■ **Records for processing**
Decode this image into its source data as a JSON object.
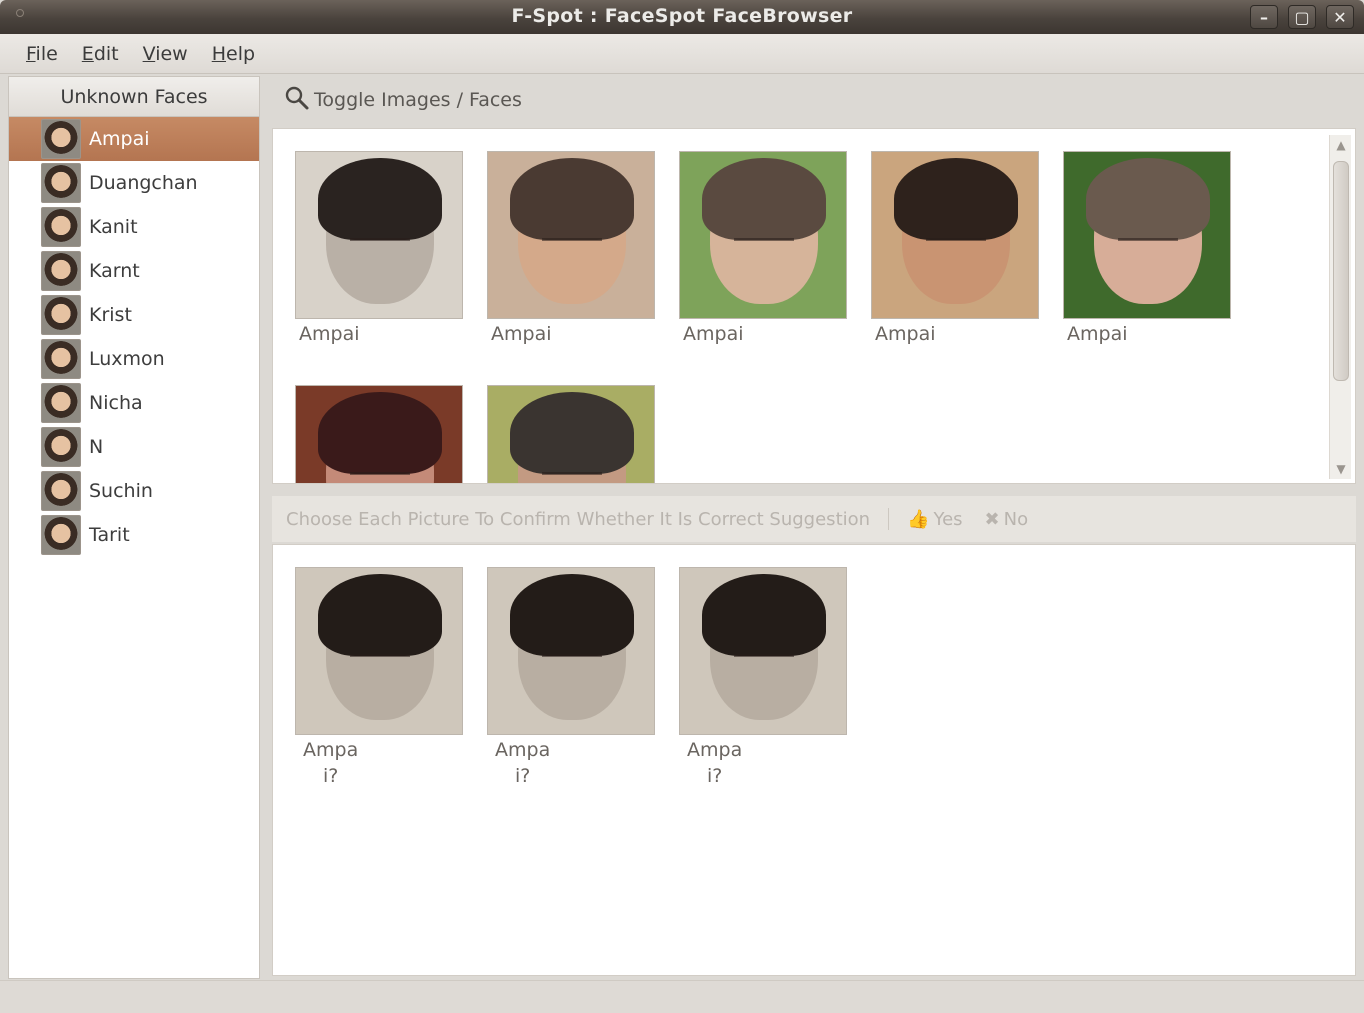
{
  "window": {
    "title": "F-Spot : FaceSpot FaceBrowser",
    "minimize_label": "–",
    "maximize_label": "▢",
    "close_label": "✕"
  },
  "menubar": {
    "file": {
      "u": "F",
      "rest": "ile"
    },
    "edit": {
      "u": "E",
      "rest": "dit"
    },
    "view": {
      "u": "V",
      "rest": "iew"
    },
    "help": {
      "u": "H",
      "rest": "elp"
    }
  },
  "sidebar": {
    "header": "Unknown Faces",
    "people": [
      {
        "label": "Ampai",
        "selected": true
      },
      {
        "label": "Duangchan"
      },
      {
        "label": "Kanit"
      },
      {
        "label": "Karnt"
      },
      {
        "label": "Krist"
      },
      {
        "label": "Luxmon"
      },
      {
        "label": "Nicha"
      },
      {
        "label": "N"
      },
      {
        "label": "Suchin"
      },
      {
        "label": "Tarit"
      }
    ]
  },
  "toolbar": {
    "toggle_label": "Toggle Images / Faces"
  },
  "faces": {
    "items": [
      {
        "caption": "Ampai"
      },
      {
        "caption": "Ampai"
      },
      {
        "caption": "Ampai"
      },
      {
        "caption": "Ampai"
      },
      {
        "caption": "Ampai"
      },
      {
        "caption": ""
      },
      {
        "caption": ""
      }
    ]
  },
  "confirm": {
    "prompt": "Choose Each Picture To Confirm Whether It Is Correct Suggestion",
    "yes_label": "Yes",
    "no_label": "No"
  },
  "suggestions": {
    "items": [
      {
        "caption": "Ampa",
        "caption2": "i?"
      },
      {
        "caption": "Ampa",
        "caption2": "i?"
      },
      {
        "caption": "Ampa",
        "caption2": "i?"
      }
    ]
  },
  "colors": {
    "selection": "#b97b57",
    "titlebar": "#4a433d"
  }
}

■ **Task brief**
Give an exact reproduction of every line, leaving out any picture.

■ **Output**
Decode this image into its source data as a JSON object.
{
  "window": {
    "title": "F-Spot : FaceSpot FaceBrowser",
    "minimize_label": "–",
    "maximize_label": "▢",
    "close_label": "✕"
  },
  "menubar": {
    "file": {
      "u": "F",
      "rest": "ile"
    },
    "edit": {
      "u": "E",
      "rest": "dit"
    },
    "view": {
      "u": "V",
      "rest": "iew"
    },
    "help": {
      "u": "H",
      "rest": "elp"
    }
  },
  "sidebar": {
    "header": "Unknown Faces",
    "people": [
      {
        "label": "Ampai",
        "selected": true
      },
      {
        "label": "Duangchan"
      },
      {
        "label": "Kanit"
      },
      {
        "label": "Karnt"
      },
      {
        "label": "Krist"
      },
      {
        "label": "Luxmon"
      },
      {
        "label": "Nicha"
      },
      {
        "label": "N"
      },
      {
        "label": "Suchin"
      },
      {
        "label": "Tarit"
      }
    ]
  },
  "toolbar": {
    "toggle_label": "Toggle Images / Faces"
  },
  "faces": {
    "items": [
      {
        "caption": "Ampai"
      },
      {
        "caption": "Ampai"
      },
      {
        "caption": "Ampai"
      },
      {
        "caption": "Ampai"
      },
      {
        "caption": "Ampai"
      },
      {
        "caption": ""
      },
      {
        "caption": ""
      }
    ]
  },
  "confirm": {
    "prompt": "Choose Each Picture To Confirm Whether It Is Correct Suggestion",
    "yes_label": "Yes",
    "no_label": "No"
  },
  "suggestions": {
    "items": [
      {
        "caption": "Ampa",
        "caption2": "i?"
      },
      {
        "caption": "Ampa",
        "caption2": "i?"
      },
      {
        "caption": "Ampa",
        "caption2": "i?"
      }
    ]
  },
  "colors": {
    "selection": "#b97b57",
    "titlebar": "#4a433d"
  }
}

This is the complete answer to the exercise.